**What is expected**
Give the lines again exactly, from the one holding "Parse this screenshot: output" to the last line of the listing below, both ends included and nothing added.

**Data section**
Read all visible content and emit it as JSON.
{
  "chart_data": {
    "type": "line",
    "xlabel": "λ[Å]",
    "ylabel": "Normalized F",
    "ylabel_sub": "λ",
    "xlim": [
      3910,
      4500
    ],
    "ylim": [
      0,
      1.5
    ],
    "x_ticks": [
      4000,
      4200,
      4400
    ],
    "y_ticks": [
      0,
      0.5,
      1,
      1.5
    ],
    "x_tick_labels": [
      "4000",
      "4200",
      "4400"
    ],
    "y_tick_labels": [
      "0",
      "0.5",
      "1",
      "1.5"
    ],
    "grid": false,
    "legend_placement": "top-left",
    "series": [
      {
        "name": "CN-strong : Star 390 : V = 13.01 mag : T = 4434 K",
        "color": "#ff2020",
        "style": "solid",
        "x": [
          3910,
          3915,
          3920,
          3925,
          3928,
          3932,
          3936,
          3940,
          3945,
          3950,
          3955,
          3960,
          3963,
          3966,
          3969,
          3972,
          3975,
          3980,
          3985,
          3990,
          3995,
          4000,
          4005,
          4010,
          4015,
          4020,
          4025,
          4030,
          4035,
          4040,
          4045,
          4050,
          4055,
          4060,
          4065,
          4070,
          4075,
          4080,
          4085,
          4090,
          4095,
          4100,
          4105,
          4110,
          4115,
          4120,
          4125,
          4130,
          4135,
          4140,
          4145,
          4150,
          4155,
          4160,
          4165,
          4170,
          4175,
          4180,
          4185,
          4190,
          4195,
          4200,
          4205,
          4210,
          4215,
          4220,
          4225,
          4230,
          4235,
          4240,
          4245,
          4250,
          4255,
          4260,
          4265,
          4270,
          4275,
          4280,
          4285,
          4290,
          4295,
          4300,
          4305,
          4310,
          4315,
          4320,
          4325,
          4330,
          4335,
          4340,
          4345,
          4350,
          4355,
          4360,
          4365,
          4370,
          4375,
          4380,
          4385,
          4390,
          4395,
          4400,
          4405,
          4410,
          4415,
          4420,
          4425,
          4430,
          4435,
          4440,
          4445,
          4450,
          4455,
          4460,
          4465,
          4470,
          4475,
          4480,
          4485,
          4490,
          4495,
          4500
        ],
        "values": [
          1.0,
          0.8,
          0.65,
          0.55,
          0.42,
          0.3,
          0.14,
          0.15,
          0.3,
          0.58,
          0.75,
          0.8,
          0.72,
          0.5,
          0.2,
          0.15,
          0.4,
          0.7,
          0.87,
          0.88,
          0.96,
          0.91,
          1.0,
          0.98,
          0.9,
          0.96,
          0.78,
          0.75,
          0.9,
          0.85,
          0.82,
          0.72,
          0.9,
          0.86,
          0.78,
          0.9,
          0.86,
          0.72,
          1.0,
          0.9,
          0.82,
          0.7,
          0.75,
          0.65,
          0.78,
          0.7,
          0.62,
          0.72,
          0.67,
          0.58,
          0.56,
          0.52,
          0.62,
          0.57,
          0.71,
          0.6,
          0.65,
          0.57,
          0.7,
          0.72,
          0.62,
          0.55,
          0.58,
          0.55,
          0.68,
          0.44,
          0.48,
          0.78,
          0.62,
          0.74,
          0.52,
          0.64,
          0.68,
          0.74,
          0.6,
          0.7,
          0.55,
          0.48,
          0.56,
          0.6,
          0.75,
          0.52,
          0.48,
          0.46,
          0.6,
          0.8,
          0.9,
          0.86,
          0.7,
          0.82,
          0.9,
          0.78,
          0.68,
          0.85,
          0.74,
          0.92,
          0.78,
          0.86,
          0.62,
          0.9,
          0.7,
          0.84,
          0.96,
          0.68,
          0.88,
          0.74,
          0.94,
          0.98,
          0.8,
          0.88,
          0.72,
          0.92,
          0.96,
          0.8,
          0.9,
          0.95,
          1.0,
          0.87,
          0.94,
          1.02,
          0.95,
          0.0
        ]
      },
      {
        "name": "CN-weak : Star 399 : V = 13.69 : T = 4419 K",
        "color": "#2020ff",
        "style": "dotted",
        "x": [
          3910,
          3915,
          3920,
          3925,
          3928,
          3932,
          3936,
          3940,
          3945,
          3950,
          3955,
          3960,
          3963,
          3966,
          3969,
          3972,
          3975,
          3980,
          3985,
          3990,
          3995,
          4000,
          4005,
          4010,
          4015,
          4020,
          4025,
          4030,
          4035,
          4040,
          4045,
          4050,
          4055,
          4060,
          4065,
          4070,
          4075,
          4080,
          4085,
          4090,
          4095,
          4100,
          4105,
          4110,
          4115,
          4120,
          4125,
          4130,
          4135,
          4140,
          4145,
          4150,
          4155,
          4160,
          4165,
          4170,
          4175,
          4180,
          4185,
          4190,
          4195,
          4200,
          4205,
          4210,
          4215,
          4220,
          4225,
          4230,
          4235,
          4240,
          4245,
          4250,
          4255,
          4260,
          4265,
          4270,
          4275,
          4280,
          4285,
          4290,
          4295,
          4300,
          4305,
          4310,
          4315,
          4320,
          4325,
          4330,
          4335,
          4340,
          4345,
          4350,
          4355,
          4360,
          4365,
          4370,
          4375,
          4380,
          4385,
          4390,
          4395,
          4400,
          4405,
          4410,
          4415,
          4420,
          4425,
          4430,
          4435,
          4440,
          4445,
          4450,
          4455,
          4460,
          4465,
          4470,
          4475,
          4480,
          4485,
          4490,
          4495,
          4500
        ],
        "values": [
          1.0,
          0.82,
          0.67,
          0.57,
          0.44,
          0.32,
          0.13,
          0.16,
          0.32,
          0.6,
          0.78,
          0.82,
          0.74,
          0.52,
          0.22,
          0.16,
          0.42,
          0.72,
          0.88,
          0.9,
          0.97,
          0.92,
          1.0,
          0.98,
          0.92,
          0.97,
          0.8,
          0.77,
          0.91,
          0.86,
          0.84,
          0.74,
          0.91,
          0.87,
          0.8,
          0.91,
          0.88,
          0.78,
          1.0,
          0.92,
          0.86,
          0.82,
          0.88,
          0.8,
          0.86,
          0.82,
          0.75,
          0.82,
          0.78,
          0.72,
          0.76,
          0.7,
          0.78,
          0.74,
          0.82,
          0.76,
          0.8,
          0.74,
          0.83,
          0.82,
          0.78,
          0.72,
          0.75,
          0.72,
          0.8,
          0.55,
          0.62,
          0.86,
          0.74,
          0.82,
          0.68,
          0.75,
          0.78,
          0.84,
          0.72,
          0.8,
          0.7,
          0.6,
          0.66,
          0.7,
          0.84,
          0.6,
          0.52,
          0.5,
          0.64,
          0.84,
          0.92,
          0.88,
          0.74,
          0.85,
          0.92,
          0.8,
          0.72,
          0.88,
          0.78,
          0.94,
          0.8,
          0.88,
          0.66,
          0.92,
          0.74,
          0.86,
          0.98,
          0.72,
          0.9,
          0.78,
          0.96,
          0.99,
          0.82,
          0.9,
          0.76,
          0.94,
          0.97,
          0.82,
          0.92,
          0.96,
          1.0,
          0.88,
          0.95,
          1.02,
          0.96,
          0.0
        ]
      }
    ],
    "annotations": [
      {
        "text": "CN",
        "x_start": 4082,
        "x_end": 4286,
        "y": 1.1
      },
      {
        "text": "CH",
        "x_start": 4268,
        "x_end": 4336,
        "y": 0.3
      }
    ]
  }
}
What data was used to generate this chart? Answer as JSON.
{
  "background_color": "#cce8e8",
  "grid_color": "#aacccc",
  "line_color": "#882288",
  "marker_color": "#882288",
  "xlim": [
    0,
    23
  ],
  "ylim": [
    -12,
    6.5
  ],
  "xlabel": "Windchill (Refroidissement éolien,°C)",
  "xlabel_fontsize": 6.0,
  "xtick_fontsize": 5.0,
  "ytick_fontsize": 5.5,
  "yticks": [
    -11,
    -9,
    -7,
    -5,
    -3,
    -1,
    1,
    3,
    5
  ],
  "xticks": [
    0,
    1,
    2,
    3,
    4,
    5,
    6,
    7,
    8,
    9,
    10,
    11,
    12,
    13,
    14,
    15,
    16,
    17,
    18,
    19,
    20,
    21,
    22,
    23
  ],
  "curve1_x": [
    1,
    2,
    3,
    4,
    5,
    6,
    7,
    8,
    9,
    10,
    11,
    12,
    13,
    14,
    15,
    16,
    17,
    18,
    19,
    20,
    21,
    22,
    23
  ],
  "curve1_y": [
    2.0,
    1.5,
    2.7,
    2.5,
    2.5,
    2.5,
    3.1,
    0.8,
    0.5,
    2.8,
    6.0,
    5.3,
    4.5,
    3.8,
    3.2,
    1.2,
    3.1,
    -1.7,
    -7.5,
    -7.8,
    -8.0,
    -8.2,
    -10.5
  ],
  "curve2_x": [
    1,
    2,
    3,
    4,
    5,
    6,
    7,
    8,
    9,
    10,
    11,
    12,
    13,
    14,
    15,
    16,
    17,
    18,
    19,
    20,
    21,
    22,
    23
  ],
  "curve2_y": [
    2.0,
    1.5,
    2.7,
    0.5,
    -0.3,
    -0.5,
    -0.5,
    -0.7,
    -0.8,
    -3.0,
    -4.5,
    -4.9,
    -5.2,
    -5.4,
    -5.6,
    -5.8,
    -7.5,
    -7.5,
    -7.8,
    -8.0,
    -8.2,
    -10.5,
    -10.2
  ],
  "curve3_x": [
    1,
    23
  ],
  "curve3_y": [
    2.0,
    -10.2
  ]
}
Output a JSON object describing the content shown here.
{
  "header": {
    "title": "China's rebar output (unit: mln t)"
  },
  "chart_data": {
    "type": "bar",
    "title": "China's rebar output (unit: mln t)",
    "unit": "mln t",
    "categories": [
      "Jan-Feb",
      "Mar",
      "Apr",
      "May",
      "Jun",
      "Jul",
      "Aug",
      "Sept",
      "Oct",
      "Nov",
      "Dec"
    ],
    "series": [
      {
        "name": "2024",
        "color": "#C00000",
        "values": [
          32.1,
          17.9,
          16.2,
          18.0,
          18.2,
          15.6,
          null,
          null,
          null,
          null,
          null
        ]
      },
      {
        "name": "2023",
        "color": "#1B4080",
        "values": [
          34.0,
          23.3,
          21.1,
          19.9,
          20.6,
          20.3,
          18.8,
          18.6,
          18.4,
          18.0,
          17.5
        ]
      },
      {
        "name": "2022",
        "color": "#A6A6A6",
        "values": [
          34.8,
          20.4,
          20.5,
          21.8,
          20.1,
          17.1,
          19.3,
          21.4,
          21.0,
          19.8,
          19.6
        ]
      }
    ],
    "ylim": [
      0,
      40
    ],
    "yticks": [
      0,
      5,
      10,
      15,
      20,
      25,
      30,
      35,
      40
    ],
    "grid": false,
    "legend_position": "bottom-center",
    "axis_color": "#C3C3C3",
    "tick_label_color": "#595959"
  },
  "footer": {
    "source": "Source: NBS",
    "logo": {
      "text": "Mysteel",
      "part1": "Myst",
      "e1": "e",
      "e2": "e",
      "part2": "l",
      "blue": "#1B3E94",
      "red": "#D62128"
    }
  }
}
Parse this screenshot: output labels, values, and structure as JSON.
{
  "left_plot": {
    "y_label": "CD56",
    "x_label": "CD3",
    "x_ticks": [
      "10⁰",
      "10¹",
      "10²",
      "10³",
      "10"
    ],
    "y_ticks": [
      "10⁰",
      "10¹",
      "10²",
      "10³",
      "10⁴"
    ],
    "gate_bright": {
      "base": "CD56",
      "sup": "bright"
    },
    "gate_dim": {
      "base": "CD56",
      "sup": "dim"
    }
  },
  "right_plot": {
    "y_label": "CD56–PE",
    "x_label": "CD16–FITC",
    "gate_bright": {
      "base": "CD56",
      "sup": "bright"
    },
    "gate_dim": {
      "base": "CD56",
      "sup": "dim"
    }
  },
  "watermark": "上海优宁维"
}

**Solved problem**
Parse this screenshot: output labels, values, and structure as JSON.
{
  "left_plot": {
    "y_label": "CD56",
    "x_label": "CD3",
    "x_ticks": [
      "10⁰",
      "10¹",
      "10²",
      "10³",
      "10"
    ],
    "y_ticks": [
      "10⁰",
      "10¹",
      "10²",
      "10³",
      "10⁴"
    ],
    "gate_bright": {
      "base": "CD56",
      "sup": "bright"
    },
    "gate_dim": {
      "base": "CD56",
      "sup": "dim"
    }
  },
  "right_plot": {
    "y_label": "CD56–PE",
    "x_label": "CD16–FITC",
    "gate_bright": {
      "base": "CD56",
      "sup": "bright"
    },
    "gate_dim": {
      "base": "CD56",
      "sup": "dim"
    }
  },
  "watermark": "上海优宁维"
}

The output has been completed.